**Given instruction**:
Count how many lines below contain the word "text", then give that number alone.
= = = = =
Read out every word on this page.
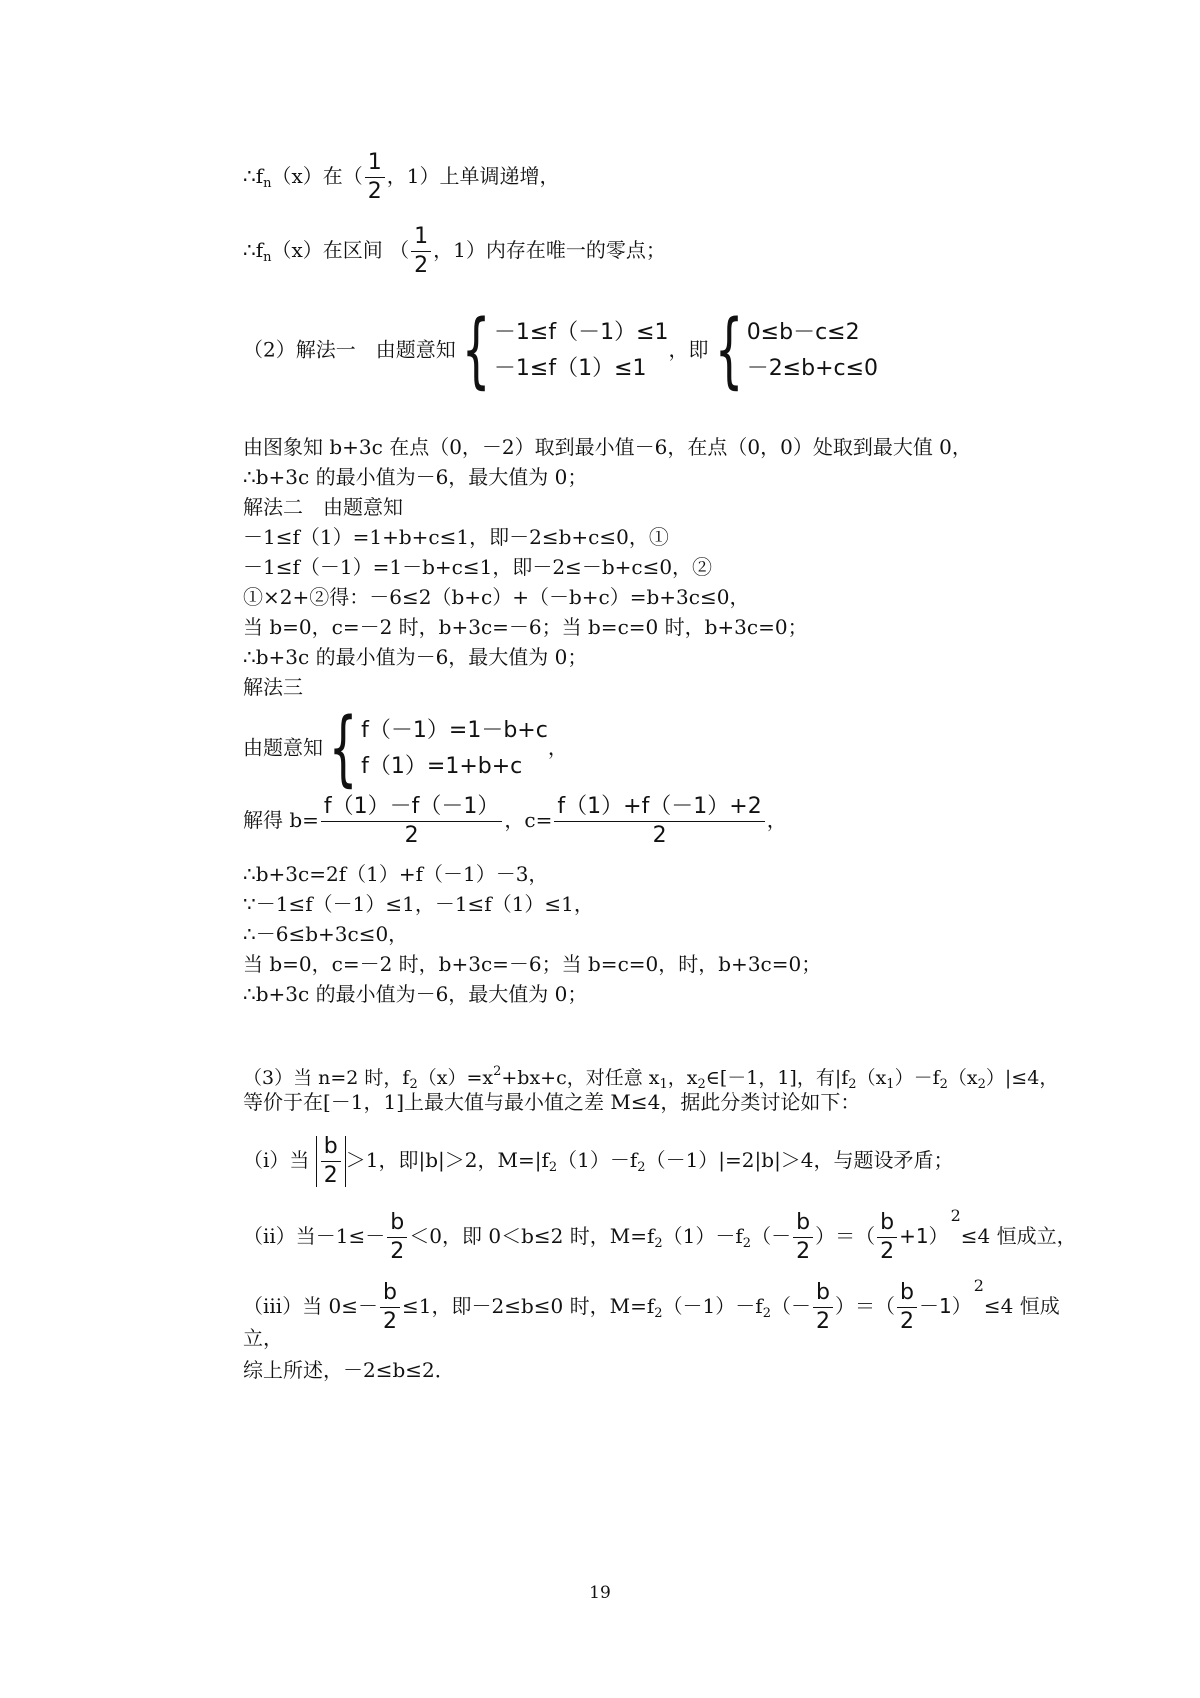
$\therefore f_n(x)$在（ $\frac{1}{2}$ ，1）上单调递增，
$\therefore f_n(x)$在区间 （ $\frac{1}{2}$ ，1）内存在唯一的零点；
（2）解法一　由题意知{ －1≤f（－1）≤1
－1≤f（1）≤1
，即{ 0≤b－c≤2
－2≤b+c≤0
由图象知 b+3c 在点（0，－2）取到最小值－6，在点（0，0）处取到最大值 0，
∴b+3c 的最小值为－6，最大值为 0；
解法二　由题意知
－1≤f（1）=1+b+c≤1，即－2≤b+c≤0，①
－1≤f（－1）=1－b+c≤1，即－2≤－b+c≤0，②
①×2+②得：－6≤2（b+c）+（－b+c）=b+3c≤0，
当 b=0，c=－2 时，b+3c=－6；当 b=c=0 时，b+3c=0；
∴b+3c 的最小值为－6，最大值为 0；
解法三
由题意知{ f（－1）=1－b+c
f（1）=1+b+c
，
解得 $b= \frac{f(1)-f(-1)}{2}$ ，$c= \frac{f(1)+f(-1)+2}{2}$ ，
∴b+3c=2f（1）+f（－1）－3，
∵－1≤f（－1）≤1，－1≤f（1）≤1，
∴－6≤b+3c≤0，
当 b=0，c=－2 时，b+3c=－6；当 b=c=0，时，b+3c=0；
∴b+3c 的最小值为－6，最大值为 0；
（3）当 n=2 时，$f_2(x)=x^2+bx+c$，对任意 $x_1$，$x_2\in[-1$，1]，有$|f_2(x_1)-f_2(x_2)|\le 4$，
等价于在[－1，1]上最大值与最小值之差 M≤4，据此分类讨论如下：
（i）当 $\frac{b}{2} >1$，即|b|＞2，$M=|f_2(1)-f_2(-1)|=2|b|>4$，与题设矛盾；
（ii）当$-1\le- \frac{b}{2} <0$，即 0＜b≤2 时，$M=f_2(1)-f_2(- \frac{b}{2}$ ）＝（ $\frac{b}{2} +1)^2\le 4$ 恒成立，
（iii）当 $0\le- \frac{b}{2} \le 1$，即－2≤b≤0 时，$M=f_2(-1)-f_2(- \frac{b}{2}$ ）＝（ $\frac{b}{2} -1)^2\le 4$ 恒成
立，
综上所述，－2≤b≤2．
19
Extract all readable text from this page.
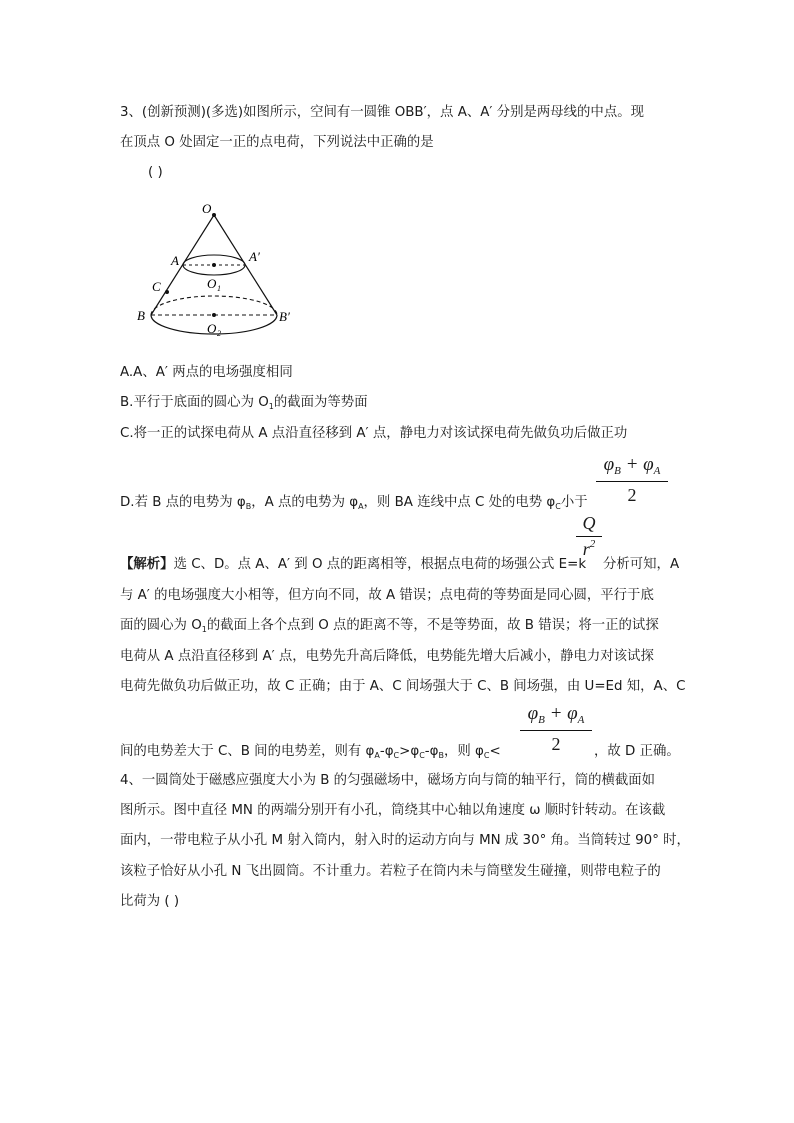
3、(创新预测)(多选)如图所示，空间有一圆锥 OBB′，点 A、A′ 分别是两母线的中点。现
在顶点 O 处固定一正的点电荷，下列说法中正确的是
( )
O
A	A′
O 1
C
B	B′
O 2
A.A、A′ 两点的电场强度相同
B.平行于底面的圆心为 $O_1$的截面为等势面
C.将一正的试探电荷从 A 点沿直径移到 A′ 点，静电力对该试探电荷先做负功后做正功
D.若 B 点的电势为 $\varphi_B$，A 点的电势为 $\varphi_A$，则 BA 连线中点 C 处的电势 $\varphi_C$小于
$\varphi_B + \varphi_A$
2
Q
$r^2$
【解析】选 C、D。点 A、A′ 到 O 点的距离相等，根据点电荷的场强公式 E=k 分析可知，A
与 A′ 的电场强度大小相等，但方向不同，故 A 错误；点电荷的等势面是同心圆，平行于底
面的圆心为 $O_1$的截面上各个点到 O 点的距离不等，不是等势面，故 B 错误；将一正的试探
电荷从 A 点沿直径移到 A′ 点，电势先升高后降低，电势能先增大后减小，静电力对该试探
电荷先做负功后做正功，故 C 正确；由于 A、C 间场强大于 C、B 间场强，由 U=Ed 知，A、C
$\varphi_B + \varphi_A$
2
间的电势差大于 C、B 间的电势差，则有 $\varphi_A-\varphi_C>\varphi_C-\varphi_B$，则 $\varphi_C<$	，故 D 正确。
4、一圆筒处于磁感应强度大小为 B 的匀强磁场中，磁场方向与筒的轴平行，筒的横截面如
图所示。图中直径 MN 的两端分别开有小孔，筒绕其中心轴以角速度 ω 顺时针转动。在该截
面内，一带电粒子从小孔 M 射入筒内，射入时的运动方向与 MN 成 30° 角。当筒转过 90° 时，
该粒子恰好从小孔 N 飞出圆筒。不计重力。若粒子在筒内未与筒壁发生碰撞，则带电粒子的
比荷为 ( )
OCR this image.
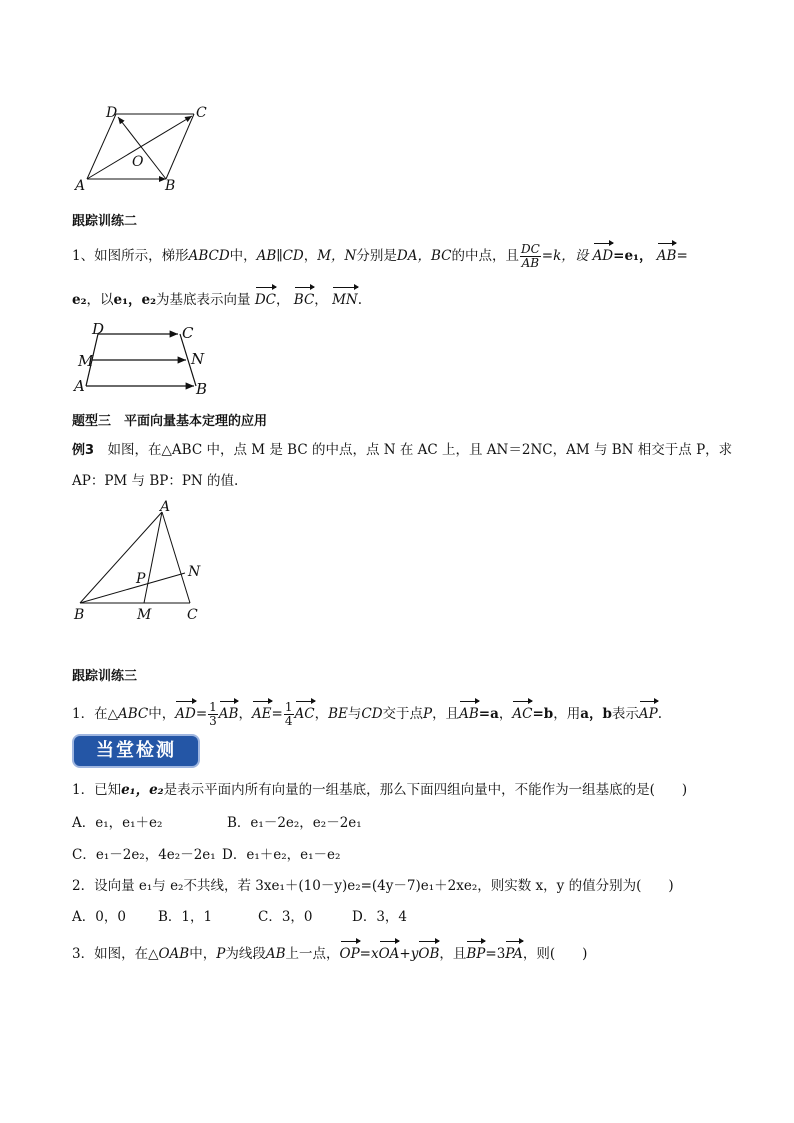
D	C
O
A	B
跟踪训练二
1、如图所示，梯形ABCD中，AB∥CD，M，N分别是DA，BC的中点，且 $\frac{DC}{AB} =k$，设 AD=e₁， AB=
e₂，以e₁，e₂为基底表示向量 DC， BC， MN.
D	C
M	N
A	B
题型三　平面向量基本定理的应用
例3　 如图，在△ABC 中，点 M 是 BC 的中点，点 N 在 AC 上，且 AN＝2NC，AM 与 BN 相交于点 P，求
AP：PM 与 BP：PN 的值.
A
N
P
B	M	C
跟踪训练三
1．在△ABC中，$AD= \frac{1}{3}$ AB，$AE= \frac{1}{4}$ AC，BE与CD交于点P，且AB=a，AC=b，用a，b表示AP.
当堂检测
1．已知e₁，e₂是表示平面内所有向量的一组基底，那么下面四组向量中，不能作为一组基底的是(　　)
A．e₁，e₁＋e₂	B．e₁－2e₂，e₂－2e₁
C．e₁－2e₂，4e₂－2e₁ D．e₁＋e₂，e₁－e₂
2．设向量 e₁与 e₂不共线，若 3xe₁＋(10－y)e₂=(4y－7)e₁＋2xe₂，则实数 x，y 的值分别为(　　)
A．0，0 B．1，1	C．3，0	D．3，4
3．如图，在△OAB中，P为线段AB上一点，OP=xOA+yOB，且BP=3PA，则(　　)
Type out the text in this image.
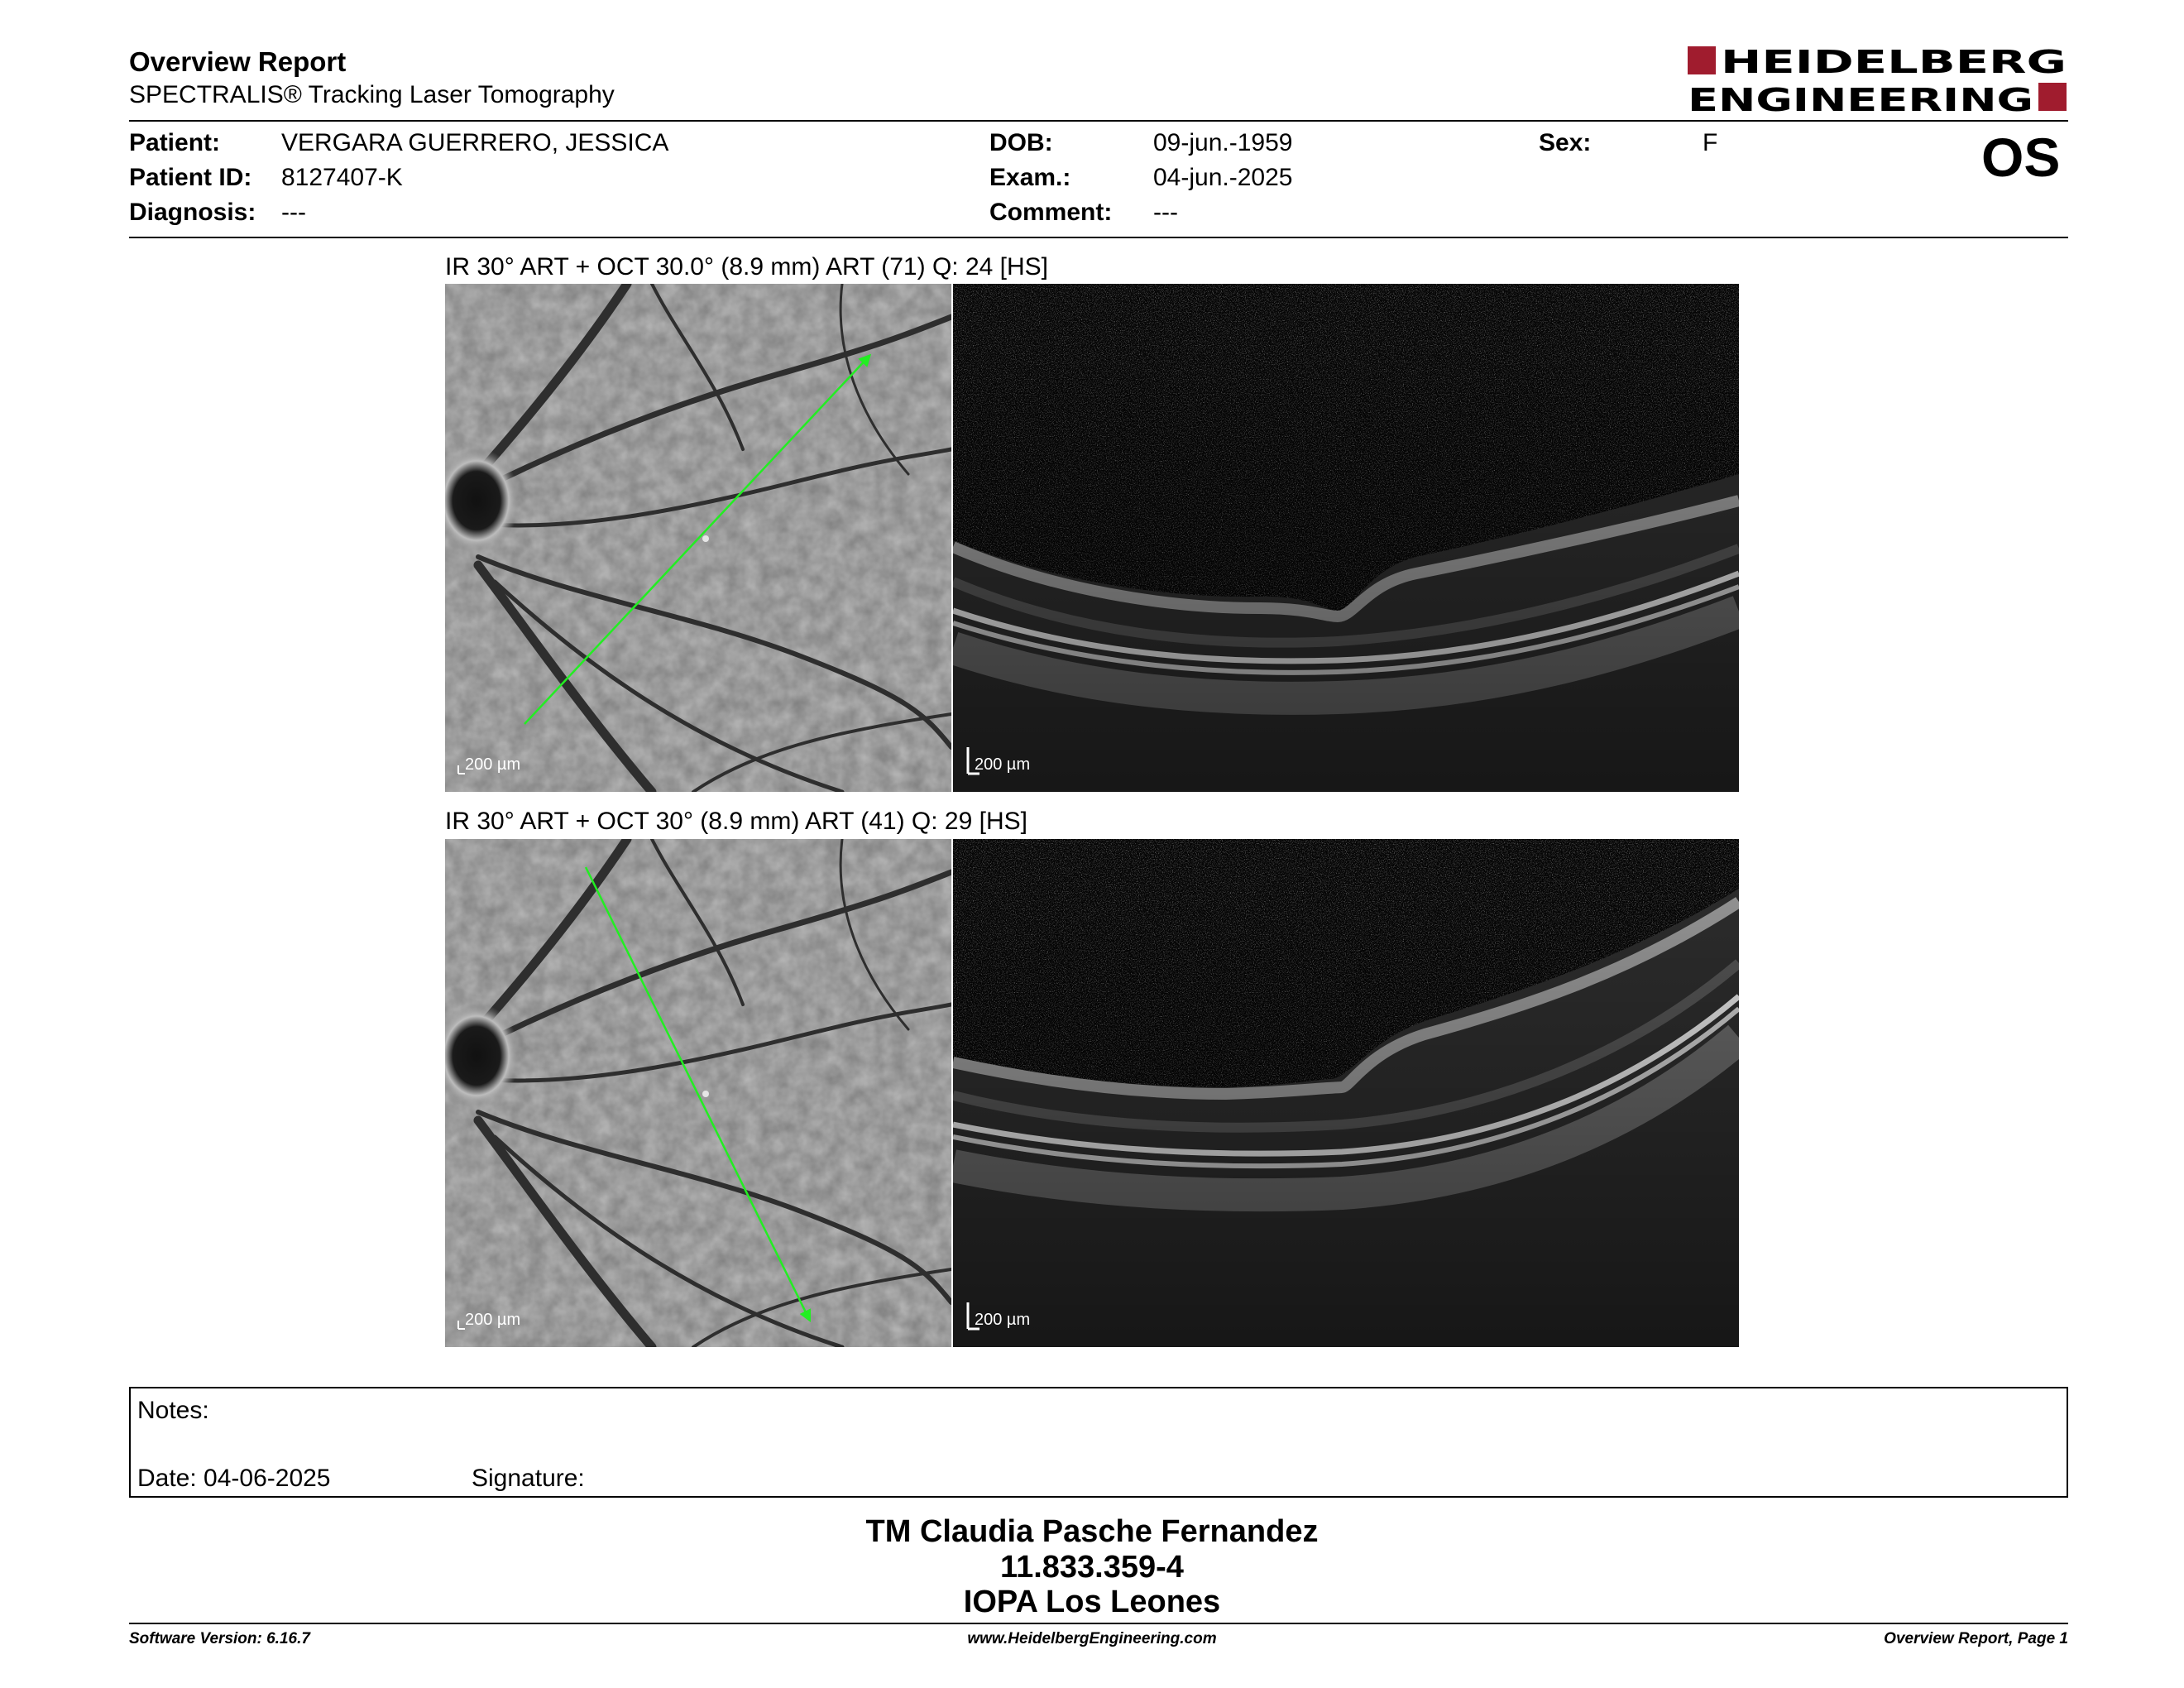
Overview Report
SPECTRALIS® Tracking Laser Tomography
HEIDELBERG
ENGINEERING
Patient: VERGARA GUERRERO, JESSICA
Patient ID: 8127407-K
Diagnosis: ---
DOB:	09-jun.-1959
Exam.:	04-jun.-2025
Comment: ---
Sex:	F	OS
IR 30° ART + OCT 30.0° (8.9 mm) ART (71) Q: 24 [HS]
200 µm	200 µm
IR 30° ART + OCT 30° (8.9 mm) ART (41) Q: 29 [HS]
200 µm	200 µm
Notes:
Date: 04-06-2025	Signature:
TM Claudia Pasche Fernandez
11.833.359-4
IOPA Los Leones
Software Version: 6.16.7	www.HeidelbergEngineering.com	Overview Report, Page 1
= = = = =
**Task output**:
2